*TASK INSTRUCTIONS*:
**a)** In two sentences, summarize the passage on cooking with Loire Valley produce.
**b)** In the passage on Loire Valley produce, what are the galipettes stuffed with?
**c)** Continue the passage on cooking with local Loire Valley produce from the point where it stops.
** begin EXCERPT PROVIDED **
Know and celebrate your area

Whatever meal we are making, we reflect as much as possible the local produce. Our guests have told us that they appreciate this. The Loire Valley is famous for its wines and also for its delicious range of goats’ cheeses, so both figure at our place. When we offer a plateau de fromages, we ensure that we buy the freshest and best cheeses straight from the local fromagerie. Or we’ll buy from the local market where the ripe creamy or hard goats’ cheeses are legendary. Many of the supermarkets in our area have also come up trumps with a wonderfully eclectic selection of regional cheeses.

We make use of celebrated mushrooms in the region such as the oversized galipettes, which we stuff with goats’ cheese and roasted vegetables as a starter for an evening meal. It’s another way of celebrating our lush region.

I like to pick up on authentic French recipes and interpret them

That certain French touch

I like to pick up on authentic French recipes and interpret them. One hit with our customers is tarte tatin, made with apples and puff pastry. In season, I sometimes make it with local strawberries. Our area also has some of the very finest of cherry tomatoes, in particular those from Les Jardins de Rabelais near Chinon which is just along the road from Chez Teresa. A savoury tart using these local gems makes for a piquant and tasty dish.
** end EXCERPT PROVIDED **
** begin STORED DATA **
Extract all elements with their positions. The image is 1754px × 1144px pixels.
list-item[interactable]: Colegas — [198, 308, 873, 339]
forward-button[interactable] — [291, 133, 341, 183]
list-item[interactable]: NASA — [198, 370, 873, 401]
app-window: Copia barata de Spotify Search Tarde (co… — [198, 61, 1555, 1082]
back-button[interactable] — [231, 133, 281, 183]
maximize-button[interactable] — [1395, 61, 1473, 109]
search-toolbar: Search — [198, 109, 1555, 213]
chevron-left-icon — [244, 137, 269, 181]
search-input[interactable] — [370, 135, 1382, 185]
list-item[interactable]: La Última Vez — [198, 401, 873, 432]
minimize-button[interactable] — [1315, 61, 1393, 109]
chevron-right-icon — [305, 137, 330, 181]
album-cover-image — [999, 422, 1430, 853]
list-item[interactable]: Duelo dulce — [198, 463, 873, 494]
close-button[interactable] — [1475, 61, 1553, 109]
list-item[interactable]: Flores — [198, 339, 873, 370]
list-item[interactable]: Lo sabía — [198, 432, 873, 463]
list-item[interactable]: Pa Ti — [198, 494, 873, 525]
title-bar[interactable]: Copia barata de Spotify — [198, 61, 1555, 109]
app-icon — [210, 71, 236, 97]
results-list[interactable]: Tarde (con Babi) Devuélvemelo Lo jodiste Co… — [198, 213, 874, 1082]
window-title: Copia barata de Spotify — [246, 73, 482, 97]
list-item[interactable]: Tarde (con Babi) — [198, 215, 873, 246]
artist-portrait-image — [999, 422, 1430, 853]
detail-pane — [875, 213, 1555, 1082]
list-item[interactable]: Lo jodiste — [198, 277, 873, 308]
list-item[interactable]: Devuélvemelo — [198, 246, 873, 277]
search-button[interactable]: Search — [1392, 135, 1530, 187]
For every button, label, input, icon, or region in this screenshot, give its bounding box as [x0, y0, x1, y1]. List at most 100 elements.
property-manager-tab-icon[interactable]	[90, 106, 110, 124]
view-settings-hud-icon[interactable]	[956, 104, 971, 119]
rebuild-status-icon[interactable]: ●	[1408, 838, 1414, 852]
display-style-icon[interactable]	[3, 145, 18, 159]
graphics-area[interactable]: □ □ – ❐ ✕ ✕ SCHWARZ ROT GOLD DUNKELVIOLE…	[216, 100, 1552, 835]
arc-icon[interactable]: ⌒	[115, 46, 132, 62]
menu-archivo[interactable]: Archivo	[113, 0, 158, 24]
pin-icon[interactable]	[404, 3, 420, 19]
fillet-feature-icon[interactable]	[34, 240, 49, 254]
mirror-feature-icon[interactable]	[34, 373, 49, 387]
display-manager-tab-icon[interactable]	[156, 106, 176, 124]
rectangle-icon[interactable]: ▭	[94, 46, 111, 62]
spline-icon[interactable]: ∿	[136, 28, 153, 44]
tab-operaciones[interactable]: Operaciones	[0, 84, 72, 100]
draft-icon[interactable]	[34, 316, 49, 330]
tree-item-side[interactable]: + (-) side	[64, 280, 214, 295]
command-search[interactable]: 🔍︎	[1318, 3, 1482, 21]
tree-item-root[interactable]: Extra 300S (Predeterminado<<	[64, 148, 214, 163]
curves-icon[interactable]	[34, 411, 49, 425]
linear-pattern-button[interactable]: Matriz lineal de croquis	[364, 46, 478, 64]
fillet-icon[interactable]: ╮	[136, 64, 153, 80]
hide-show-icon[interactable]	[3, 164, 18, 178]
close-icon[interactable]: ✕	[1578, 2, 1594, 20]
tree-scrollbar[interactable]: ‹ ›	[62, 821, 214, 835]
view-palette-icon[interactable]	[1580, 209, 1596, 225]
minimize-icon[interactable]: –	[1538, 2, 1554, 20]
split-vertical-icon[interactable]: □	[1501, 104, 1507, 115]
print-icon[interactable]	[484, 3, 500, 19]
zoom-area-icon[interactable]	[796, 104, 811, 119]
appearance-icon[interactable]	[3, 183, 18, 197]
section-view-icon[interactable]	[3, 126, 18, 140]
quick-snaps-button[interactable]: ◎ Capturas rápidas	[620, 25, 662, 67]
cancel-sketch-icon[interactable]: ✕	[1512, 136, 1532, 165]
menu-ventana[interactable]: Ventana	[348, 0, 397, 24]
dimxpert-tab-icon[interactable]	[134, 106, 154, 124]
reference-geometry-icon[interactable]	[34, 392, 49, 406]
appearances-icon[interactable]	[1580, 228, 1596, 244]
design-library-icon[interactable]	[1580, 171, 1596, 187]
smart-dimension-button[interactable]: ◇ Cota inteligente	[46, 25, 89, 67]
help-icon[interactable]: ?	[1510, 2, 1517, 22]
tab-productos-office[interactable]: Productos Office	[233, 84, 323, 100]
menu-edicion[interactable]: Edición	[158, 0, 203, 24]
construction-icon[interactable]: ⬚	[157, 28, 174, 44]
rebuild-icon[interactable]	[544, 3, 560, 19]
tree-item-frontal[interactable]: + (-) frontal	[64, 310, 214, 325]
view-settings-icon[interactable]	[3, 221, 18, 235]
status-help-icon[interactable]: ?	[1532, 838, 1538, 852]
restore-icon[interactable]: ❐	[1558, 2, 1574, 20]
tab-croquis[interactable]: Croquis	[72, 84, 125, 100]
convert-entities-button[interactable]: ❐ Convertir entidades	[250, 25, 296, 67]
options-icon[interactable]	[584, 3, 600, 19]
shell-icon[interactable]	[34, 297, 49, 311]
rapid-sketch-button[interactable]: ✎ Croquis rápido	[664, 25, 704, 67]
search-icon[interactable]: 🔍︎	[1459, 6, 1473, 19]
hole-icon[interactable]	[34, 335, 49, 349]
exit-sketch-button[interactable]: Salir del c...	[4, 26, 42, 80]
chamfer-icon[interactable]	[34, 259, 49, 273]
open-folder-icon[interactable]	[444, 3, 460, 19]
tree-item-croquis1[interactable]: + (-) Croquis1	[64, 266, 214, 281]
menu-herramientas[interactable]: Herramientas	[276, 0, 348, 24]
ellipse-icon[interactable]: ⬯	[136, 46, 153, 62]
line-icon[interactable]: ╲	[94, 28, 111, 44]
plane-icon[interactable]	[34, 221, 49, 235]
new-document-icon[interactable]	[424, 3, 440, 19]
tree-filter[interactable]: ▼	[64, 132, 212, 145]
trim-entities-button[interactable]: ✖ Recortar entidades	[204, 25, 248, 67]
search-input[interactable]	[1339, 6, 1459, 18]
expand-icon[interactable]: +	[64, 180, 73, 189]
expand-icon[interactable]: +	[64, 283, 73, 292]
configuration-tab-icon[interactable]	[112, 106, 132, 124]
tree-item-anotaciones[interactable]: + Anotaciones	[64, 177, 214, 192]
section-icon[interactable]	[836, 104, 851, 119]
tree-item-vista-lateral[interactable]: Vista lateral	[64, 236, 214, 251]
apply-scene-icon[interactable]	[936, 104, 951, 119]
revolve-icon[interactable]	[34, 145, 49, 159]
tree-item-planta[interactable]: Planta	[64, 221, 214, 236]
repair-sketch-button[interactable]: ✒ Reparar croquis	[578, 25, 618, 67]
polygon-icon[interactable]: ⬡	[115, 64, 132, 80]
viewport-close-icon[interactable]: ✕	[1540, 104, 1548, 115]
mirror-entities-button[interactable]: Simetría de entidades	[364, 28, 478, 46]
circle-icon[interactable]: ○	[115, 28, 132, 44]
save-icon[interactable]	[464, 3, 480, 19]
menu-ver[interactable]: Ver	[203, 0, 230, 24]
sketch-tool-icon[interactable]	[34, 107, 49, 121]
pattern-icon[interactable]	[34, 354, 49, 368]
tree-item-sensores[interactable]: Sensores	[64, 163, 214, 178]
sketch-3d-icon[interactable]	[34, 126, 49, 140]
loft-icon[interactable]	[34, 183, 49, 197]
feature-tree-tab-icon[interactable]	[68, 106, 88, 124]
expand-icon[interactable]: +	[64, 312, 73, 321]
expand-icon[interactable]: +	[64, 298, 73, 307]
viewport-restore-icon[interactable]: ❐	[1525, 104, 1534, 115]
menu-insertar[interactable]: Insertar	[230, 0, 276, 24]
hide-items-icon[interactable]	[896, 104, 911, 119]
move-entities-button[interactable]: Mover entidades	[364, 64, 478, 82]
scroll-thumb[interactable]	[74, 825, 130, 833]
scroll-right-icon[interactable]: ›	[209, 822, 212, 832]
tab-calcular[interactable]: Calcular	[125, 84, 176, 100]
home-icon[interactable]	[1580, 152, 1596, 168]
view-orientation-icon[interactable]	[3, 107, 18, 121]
** end STORED DATA **
*ANSWER SET*:
**a)** The meals reflect local produce as much as possible, including Loire Valley wines and goats' cheeses bought from the local fromagerie, market, or supermarkets, and regional mushrooms such as galipettes stuffed as a starter. Authentic French recipes are also reinterpreted, such as tarte tatin made with local strawberries in season and a savoury tart using cherry tomatoes from Les Jardins de Rabelais near Chinon.

**b)** Goats' cheese and roasted vegetables.

**c)**
We serve a chocolate fondant as a luxury lunchtime dessert, teatime treat or as part of our evening menu. My recipe was inspired by a traditional French recipe drawn from a wonderful book that I read when we first moved to France, The Elusive Truffle by Mirabel Osler.

Building a rapport with suppliers

Over the years we have established good relationships with many of the stallholders at our fruit and vegetable markets where we buy most of our fresh produce including sublime honeys. It’s good for us both for community liaison and for business. Sometimes vendors even throw little extras for good measure or give us a competitive price. We also encourage our guests to visit our markets, as there is nothing like the colour and atmosphere of a market to illustrate what an area is like. Guests often appreciate an insider’s information.

Teresa’s interpretation of tarte tatin

Teresa’s interpretation of tarte tatin

Give the guests a good start

In our experience, guests like to have a choice for their breakfast. We offer two types: a French “classique” including brioche, butter, homemade jams, local honey, juices and cereals, along with good-quality tea, freshly ground coffee and hot chocolate. For a supplement we offer a popular cooked breakfast, and many of our guests have told us how much they appreciate having such choices.

As we’re in the Loire Valley, in the summer we can offer a bowl of delicious Mara des Bois strawberries with a creamy soya yoghurt or a slice of fresh, chilled melon.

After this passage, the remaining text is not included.